Dataset entries:
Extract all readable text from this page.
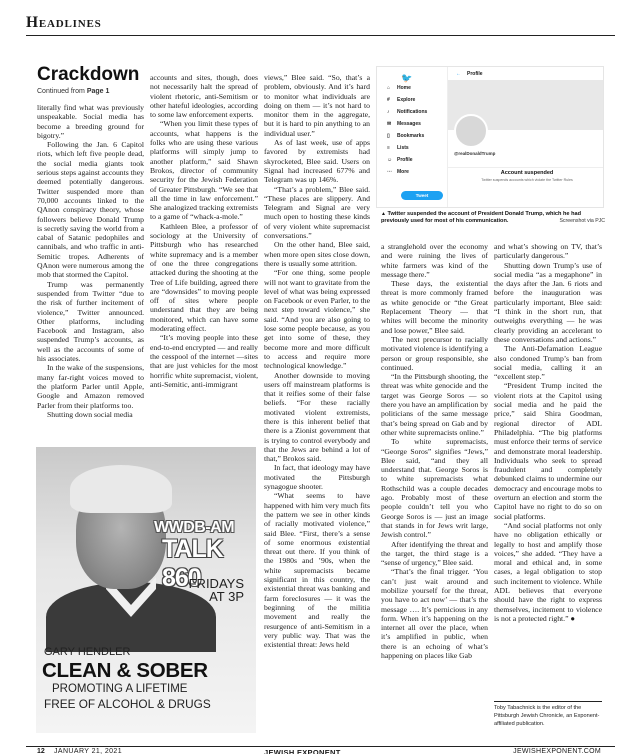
Headlines
Crackdown
Continued from Page 1

literally find what was previously unspeakable. Social media has become a breeding ground for bigotry.”

Following the Jan. 6 Capitol riots, which left five people dead, the social media giants took serious steps against accounts they deemed potentially dangerous. Twitter suspended more than 70,000 accounts linked to the QAnon conspiracy theory, whose followers believe Donald Trump is secretly saving the world from a cabal of Satanic pedophiles and cannibals, and who traffic in anti-Semitic tropes. Adherents of QAnon were numerous among the mob that stormed the Capitol.

Trump was permanently suspended from Twitter “due to the risk of further incitement of violence,” Twitter announced. Other platforms, including Facebook and Instagram, also suspended Trump’s accounts, as well as the accounts of some of his associates.

In the wake of the suspensions, many far-right voices moved to the platform Parler until Apple, Google and Amazon removed Parler from their platforms too.

Shutting down social media

accounts and sites, though, does not necessarily halt the spread of violent rhetoric, anti-Semitism or other hateful ideologies, according to some law enforcement experts.

“When you limit these types of accounts, what happens is the folks who are using these various platforms will simply jump to another platform,” said Shawn Brokos, director of community security for the Jewish Federation of Greater Pittsburgh. “We see that all the time in law enforcement.” She analogized tracking extremists to a game of “whack-a-mole.”

Kathleen Blee, a professor of sociology at the University of Pittsburgh who has researched white supremacy and is a member of one the three congregations attacked during the shooting at the Tree of Life building, agreed there are “downsides” to moving people off of sites where people understand that they are being monitored, which can have some moderating effect.

“It’s moving people into these end-to-end encrypted — and really the cesspool of the internet —sites that are just vehicles for the most horrific white supremacist, violent, anti-Semitic, anti-immigrant

views,” Blee said. “So, that’s a problem, obviously. And it’s hard to monitor what individuals are doing on them — it’s not hard to monitor them in the aggregate, but it is hard to pin anything to an individual user.”

As of last week, use of apps favored by extremists had skyrocketed, Blee said. Users on Signal had increased 677% and Telegram was up 146%.

“That’s a problem,” Blee said. “These places are slippery. And Telegram and Signal are very much open to hosting these kinds of very violent white supremacist conversations.”

On the other hand, Blee said, when more open sites close down, there is usually some attrition.

“For one thing, some people will not want to gravitate from the level of what was being expressed on Facebook or even Parler, to the next step toward violence,” she said. “And you are also going to lose some people because, as you get into some of these, they become more and more difficult to access and require more technological knowledge.”

Another downside to moving users off mainstream platforms is that it reifies some of their false beliefs. “For these racially motivated violent extremists, there is this inherent belief that there is a Zionist government that is trying to control everybody and that the Jews are behind a lot of that,” Brokos said.

In fact, that ideology may have motivated the Pittsburgh synagogue shooter.

“What seems to have happened with him very much fits the pattern we see in other kinds of racially motivated violence,” said Blee. “First, there’s a sense of some enormous existential threat out there. If you think of the 1980s and ’90s, when the white supremacists became significant in this country, the existential threat was banking and farm foreclosures — it was the beginning of the militia movement and really the resurgence of anti-Semitism in a very public way. That was the existential threat: Jews held

a stranglehold over the economy and were ruining the lives of white farmers was kind of the message there.”

These days, the existential threat is more commonly framed as white genocide or “the Great Replacement Theory — that whites will become the minority and lose power,” Blee said.

The next precursor to racially motivated violence is identifying a person or group responsible, she continued.

“In the Pittsburgh shooting, the threat was white genocide and the target was George Soros — so there you have an amplification by politicians of the same message that’s being spread on Gab and by other white supremacists online.”

To white supremacists, “George Soros” signifies “Jews,” Blee said, “and they all understand that. George Soros is to white supremacists what Rothschild was a couple decades ago. Probably most of these people couldn’t tell you who George Soros is — just an image that stands in for Jews writ large, Jewish control.”

After identifying the threat and the target, the third stage is a “sense of urgency,” Blee said.

“That’s the final trigger. ‘You can’t just wait around and mobilize yourself for the threat, you have to act now’ — that’s the message …. It’s pernicious in any form. When it’s happening on the internet all over the place, when it’s amplified in public, when there is an echoing of what’s happening on places like Gab

and what’s showing on TV, that’s particularly dangerous.”

Shutting down Trump’s use of social media “as a megaphone” in the days after the Jan. 6 riots and before the inauguration was particularly important, Blee said: “I think in the short run, that outweighs everything — he was clearly providing an accelerant to these conversations and actions.”

The Anti-Defamation League also condoned Trump’s ban from social media, calling it an “excellent step.”

“President Trump incited the violent riots at the Capitol using social media and he paid the price,” said Shira Goodman, regional director of ADL Philadelphia. “The big platforms must enforce their terms of service and demonstrate moral leadership. Individuals who seek to spread fraudulent and completely debunked claims to undermine our democracy and encourage mobs to overturn an election and storm the Capitol have no right to do so on social platforms.

“And social platforms not only have no obligation ethically or legally to host and amplify those voices,” she added. “They have a moral and ethical and, in some cases, a legal obligation to stop such incitement to violence. While ADL believes that everyone should have the right to express themselves, incitement to violence is not a protected right.” ●

🐦
⌂	Home
#	Explore
♪	Notifications
✉	Messages
▯	Bookmarks
≡	Lists
☺ Profile
⋯ More
Tweet
← Profile
@realDonaldTrump
Account suspended
Twitter suspends accounts which violate the Twitter Rules
▲ Twitter suspended the account of President Donald Trump, which he had previously used for most of his communication.	Screenshot via PJC
WWDB-AM
TALK 860
FRIDAYS
AT 3P
GARY HENDLER
CLEAN & SOBER
PROMOTING A LIFETIME
FREE OF ALCOHOL & DRUGS	Toby Tabachnick is the editor of the Pittsburgh Jewish Chronicle, an Exponent-affiliated publication.
12 JANUARY 21, 2021	JEWISH EXPONENT	JEWISHEXPONENT.COM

STATED EXERCISE> Find every line of the data that holds the string "also", then say how many there are and nothing else.

OUTPUT OF THE EXERCISE> 3